**The task**
Each entry below is to be given again word for word, with no pictures.
— START OF Records provided —
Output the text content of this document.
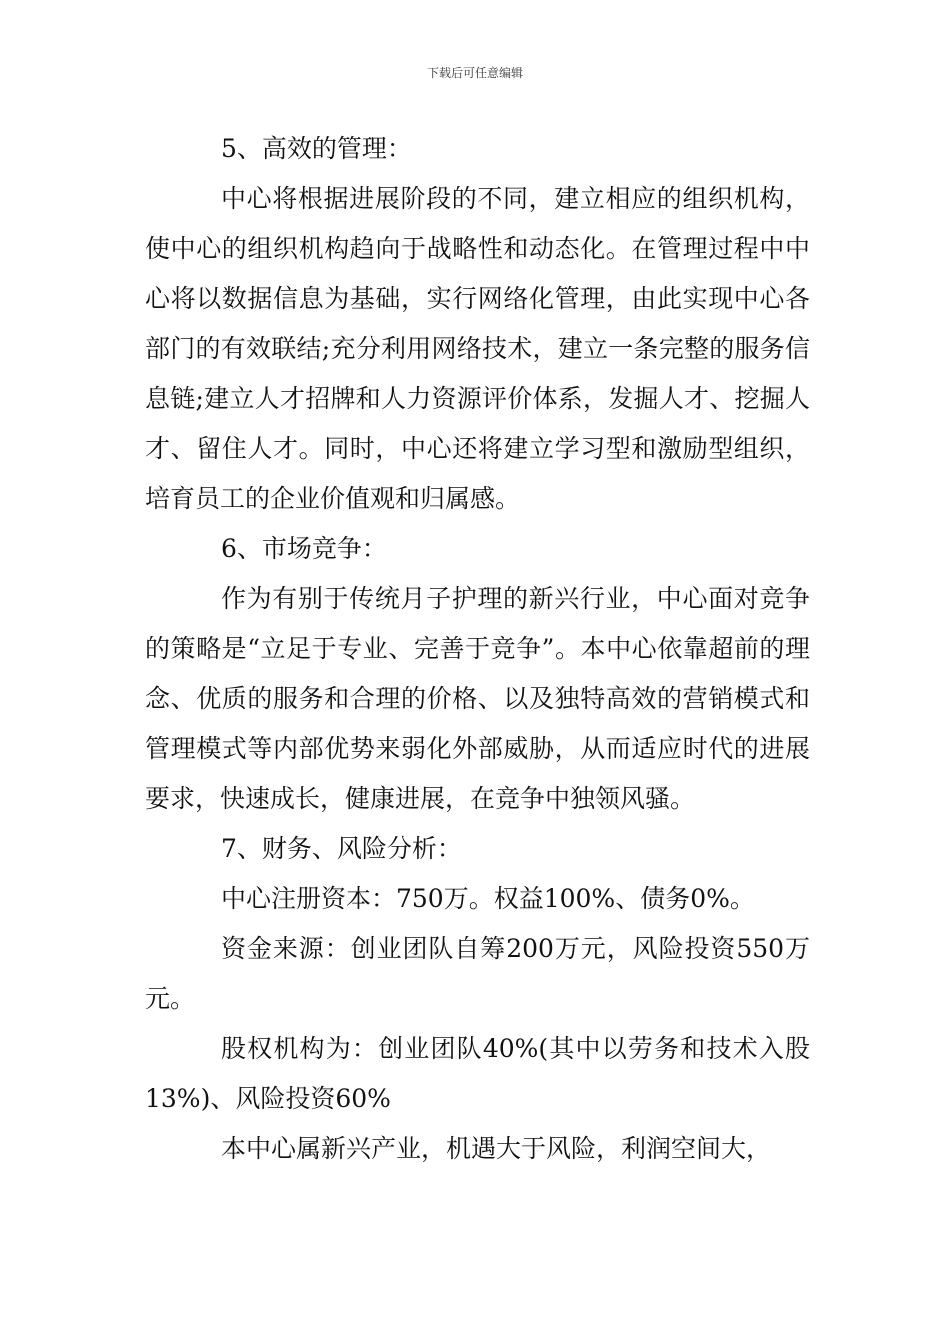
下载后可任意编辑

5、高效的管理：

中心将根据进展阶段的不同，建立相应的组织机构，使中心的组织机构趋向于战略性和动态化。在管理过程中中心将以数据信息为基础，实行网络化管理，由此实现中心各部门的有效联结;充分利用网络技术，建立一条完整的服务信息链;建立人才招牌和人力资源评价体系，发掘人才、挖掘人才、留住人才。同时，中心还将建立学习型和激励型组织，培育员工的企业价值观和归属感。

6、市场竞争：

作为有别于传统月子护理的新兴行业，中心面对竞争的策略是“立足于专业、完善于竞争”。本中心依靠超前的理念、优质的服务和合理的价格、以及独特高效的营销模式和管理模式等内部优势来弱化外部威胁，从而适应时代的进展要求，快速成长，健康进展，在竞争中独领风骚。

7、财务、风险分析：

中心注册资本：750万。权益100%、债务0%。

资金来源：创业团队自筹200万元，风险投资550万元。

股权机构为：创业团队40%(其中以劳务和技术入股13%)、风险投资60%

本中心属新兴产业，机遇大于风险，利润空间大，
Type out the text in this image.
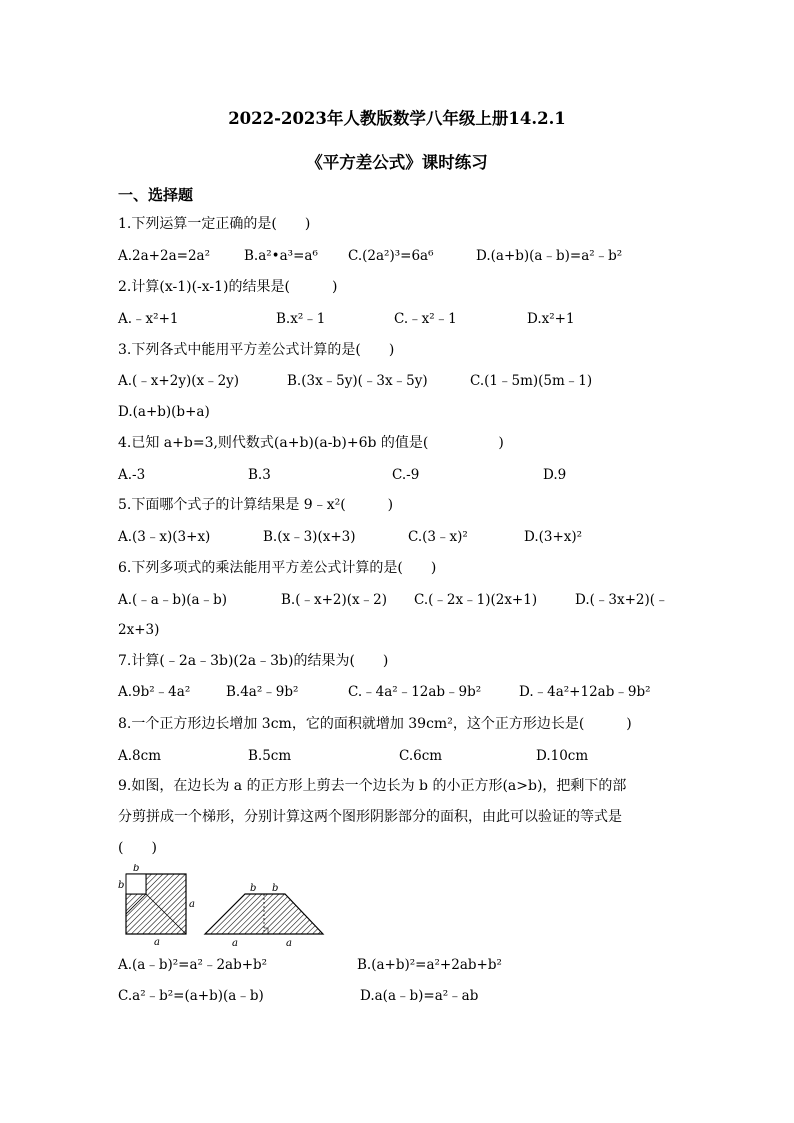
2022-2023年人教版数学八年级上册14.2.1
《平方差公式》课时练习
一、选择题
1.下列运算一定正确的是(　　)
A.2a+2a=2a²	B.a²•a³=a⁶ C.(2a²)³=6a⁶	D.(a+b)(a﹣b)=a²﹣b²
2.计算(x-1)(-x-1)的结果是(　　　)
A.﹣x²+1	B.x²﹣1	C.﹣x²﹣1	D.x²+1
3.下列各式中能用平方差公式计算的是(　　)
A.(﹣x+2y)(x﹣2y)	B.(3x﹣5y)(﹣3x﹣5y)	C.(1﹣5m)(5m﹣1)
D.(a+b)(b+a)
4.已知 a+b=3,则代数式(a+b)(a-b)+6b 的值是(　　　　　)
A.-3	B.3	C.-9	D.9
5.下面哪个式子的计算结果是 9﹣x²(　　　)
A.(3﹣x)(3+x)	B.(x﹣3)(x+3)	C.(3﹣x)²	D.(3+x)²
6.下列多项式的乘法能用平方差公式计算的是(　　)
A.(﹣a﹣b)(a﹣b)	B.(﹣x+2)(x﹣2) C.(﹣2x﹣1)(2x+1)	D.(﹣3x+2)(﹣
2x+3)
7.计算(﹣2a﹣3b)(2a﹣3b)的结果为(　　)
A.9b²﹣4a²	B.4a²﹣9b²	C.﹣4a²﹣12ab﹣9b²	D.﹣4a²+12ab﹣9b²
8.一个正方形边长增加 3cm，它的面积就增加 39cm²，这个正方形边长是(　　　)
A.8cm	B.5cm	C.6cm	D.10cm
9.如图，在边长为 a 的正方形上剪去一个边长为 b 的小正方形(a>b)，把剩下的部
分剪拼成一个梯形，分别计算这两个图形阴影部分的面积，由此可以验证的等式是
(　　)
b
b
a
a
b b
a	a
A.(a﹣b)²=a²﹣2ab+b²	B.(a+b)²=a²+2ab+b²
C.a²﹣b²=(a+b)(a﹣b)	D.a(a﹣b)=a²﹣ab
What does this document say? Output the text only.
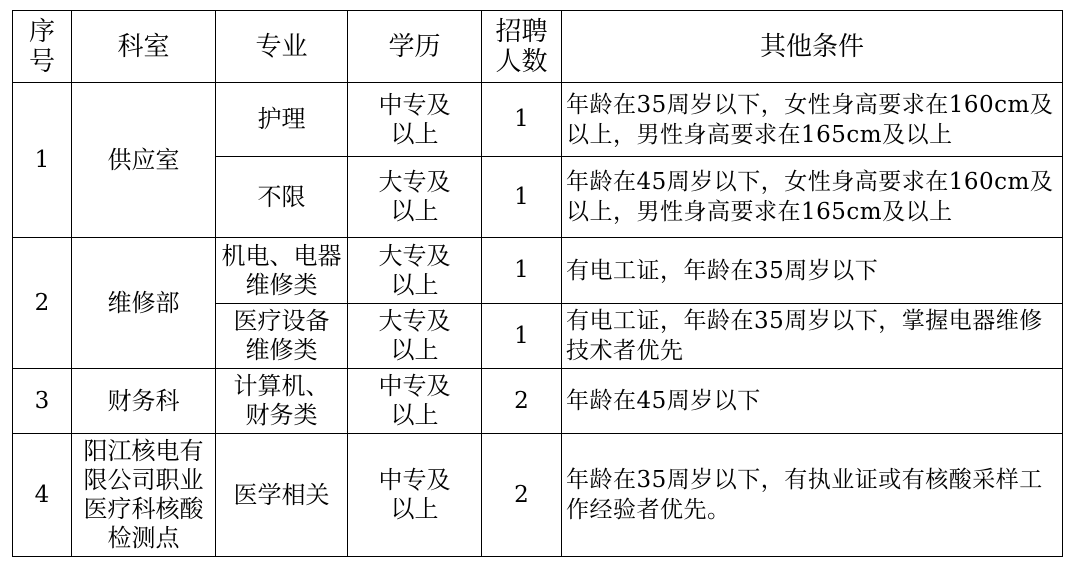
序号	科室	专业	学历	招聘人数	其他条件
1	供应室	护理	中专及以上	1	年龄在35周岁以下，女性身高要求在160cm及以上，男性身高要求在165cm及以上
		不限	大专及以上	1	年龄在45周岁以下，女性身高要求在160cm及以上，男性身高要求在165cm及以上
2	维修部	机电、电器维修类	大专及以上	1	有电工证，年龄在35周岁以下
		医疗设备维修类	大专及以上	1	有电工证，年龄在35周岁以下，掌握电器维修技术者优先
3	财务科	计算机、财务类	中专及以上	2	年龄在45周岁以下
4	阳江核电有限公司职业医疗科核酸检测点	医学相关	中专及以上	2	年龄在35周岁以下，有执业证或有核酸采样工作经验者优先。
— END OF Records provided —
**Answer to the problem**
Output the text content of this document.
下载后可任意编辑

5、高效的管理：

中心将根据进展阶段的不同，建立相应的组织机构，使中心的组织机构趋向于战略性和动态化。在管理过程中中心将以数据信息为基础，实行网络化管理，由此实现中心各部门的有效联结;充分利用网络技术，建立一条完整的服务信息链;建立人才招牌和人力资源评价体系，发掘人才、挖掘人才、留住人才。同时，中心还将建立学习型和激励型组织，培育员工的企业价值观和归属感。

6、市场竞争：

作为有别于传统月子护理的新兴行业，中心面对竞争的策略是“立足于专业、完善于竞争”。本中心依靠超前的理念、优质的服务和合理的价格、以及独特高效的营销模式和管理模式等内部优势来弱化外部威胁，从而适应时代的进展要求，快速成长，健康进展，在竞争中独领风骚。

7、财务、风险分析：

中心注册资本：750万。权益100%、债务0%。

资金来源：创业团队自筹200万元，风险投资550万元。

股权机构为：创业团队40%(其中以劳务和技术入股13%)、风险投资60%

本中心属新兴产业，机遇大于风险，利润空间大，
Type out the text in this image.
2022-2023年人教版数学八年级上册14.2.1
《平方差公式》课时练习
一、选择题
1.下列运算一定正确的是(　　)
A.2a+2a=2a²	B.a²•a³=a⁶ C.(2a²)³=6a⁶	D.(a+b)(a﹣b)=a²﹣b²
2.计算(x-1)(-x-1)的结果是(　　　)
A.﹣x²+1	B.x²﹣1	C.﹣x²﹣1	D.x²+1
3.下列各式中能用平方差公式计算的是(　　)
A.(﹣x+2y)(x﹣2y)	B.(3x﹣5y)(﹣3x﹣5y)	C.(1﹣5m)(5m﹣1)
D.(a+b)(b+a)
4.已知 a+b=3,则代数式(a+b)(a-b)+6b 的值是(　　　　　)
A.-3	B.3	C.-9	D.9
5.下面哪个式子的计算结果是 9﹣x²(　　　)
A.(3﹣x)(3+x)	B.(x﹣3)(x+3)	C.(3﹣x)²	D.(3+x)²
6.下列多项式的乘法能用平方差公式计算的是(　　)
A.(﹣a﹣b)(a﹣b)	B.(﹣x+2)(x﹣2) C.(﹣2x﹣1)(2x+1)	D.(﹣3x+2)(﹣
2x+3)
7.计算(﹣2a﹣3b)(2a﹣3b)的结果为(　　)
A.9b²﹣4a²	B.4a²﹣9b²	C.﹣4a²﹣12ab﹣9b²	D.﹣4a²+12ab﹣9b²
8.一个正方形边长增加 3cm，它的面积就增加 39cm²，这个正方形边长是(　　　)
A.8cm	B.5cm	C.6cm	D.10cm
9.如图，在边长为 a 的正方形上剪去一个边长为 b 的小正方形(a>b)，把剩下的部
分剪拼成一个梯形，分别计算这两个图形阴影部分的面积，由此可以验证的等式是
(　　)
b
b
a
a
b b
a	a
A.(a﹣b)²=a²﹣2ab+b²	B.(a+b)²=a²+2ab+b²
C.a²﹣b²=(a+b)(a﹣b)	D.a(a﹣b)=a²﹣ab
What does this document say? Output the text only.
序号	科室	专业	学历	招聘人数	其他条件
1	供应室	护理	中专及以上	1	年龄在35周岁以下，女性身高要求在160cm及以上，男性身高要求在165cm及以上
		不限	大专及以上	1	年龄在45周岁以下，女性身高要求在160cm及以上，男性身高要求在165cm及以上
2	维修部	机电、电器维修类	大专及以上	1	有电工证，年龄在35周岁以下
		医疗设备维修类	大专及以上	1	有电工证，年龄在35周岁以下，掌握电器维修技术者优先
3	财务科	计算机、财务类	中专及以上	2	年龄在45周岁以下
4	阳江核电有限公司职业医疗科核酸检测点	医学相关	中专及以上	2	年龄在35周岁以下，有执业证或有核酸采样工作经验者优先。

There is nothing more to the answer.